**Requirements**. Pick out each line containing the string "Temperature".
-------
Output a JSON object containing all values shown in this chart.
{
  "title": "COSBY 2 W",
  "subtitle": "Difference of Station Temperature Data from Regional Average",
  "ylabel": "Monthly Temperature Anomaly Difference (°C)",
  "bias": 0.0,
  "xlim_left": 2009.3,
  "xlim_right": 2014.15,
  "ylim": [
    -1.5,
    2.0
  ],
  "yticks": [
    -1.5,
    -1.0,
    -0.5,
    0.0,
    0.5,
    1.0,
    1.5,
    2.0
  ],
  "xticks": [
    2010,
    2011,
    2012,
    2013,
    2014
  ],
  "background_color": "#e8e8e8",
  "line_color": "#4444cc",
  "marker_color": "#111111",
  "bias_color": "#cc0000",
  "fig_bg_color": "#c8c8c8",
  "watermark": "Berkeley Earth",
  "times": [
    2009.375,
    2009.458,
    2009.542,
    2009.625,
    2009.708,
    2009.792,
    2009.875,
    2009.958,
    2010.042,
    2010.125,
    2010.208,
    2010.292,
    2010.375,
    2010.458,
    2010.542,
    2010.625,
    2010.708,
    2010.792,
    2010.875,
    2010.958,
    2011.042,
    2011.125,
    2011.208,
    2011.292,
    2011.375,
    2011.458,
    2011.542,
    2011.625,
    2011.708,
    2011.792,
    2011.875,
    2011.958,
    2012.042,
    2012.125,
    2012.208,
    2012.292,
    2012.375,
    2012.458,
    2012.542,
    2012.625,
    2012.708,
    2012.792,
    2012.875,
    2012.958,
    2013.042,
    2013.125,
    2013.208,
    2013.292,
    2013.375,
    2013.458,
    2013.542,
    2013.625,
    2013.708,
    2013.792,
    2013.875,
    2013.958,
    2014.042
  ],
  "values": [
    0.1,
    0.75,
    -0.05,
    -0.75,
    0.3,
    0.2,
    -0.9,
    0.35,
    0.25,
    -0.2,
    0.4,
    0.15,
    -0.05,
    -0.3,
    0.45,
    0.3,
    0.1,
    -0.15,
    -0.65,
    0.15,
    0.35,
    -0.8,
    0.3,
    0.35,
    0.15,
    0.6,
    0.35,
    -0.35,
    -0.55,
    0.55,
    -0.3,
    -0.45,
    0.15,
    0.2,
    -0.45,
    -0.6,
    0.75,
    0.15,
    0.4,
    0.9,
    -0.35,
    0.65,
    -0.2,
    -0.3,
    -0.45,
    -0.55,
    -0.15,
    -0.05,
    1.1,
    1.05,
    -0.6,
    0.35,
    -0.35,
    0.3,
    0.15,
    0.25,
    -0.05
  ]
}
-------
**Solution**.
  "subtitle": "Difference of Station Temperature Data from Regional Average",
  "ylabel": "Monthly Temperature Anomaly Difference (°C)",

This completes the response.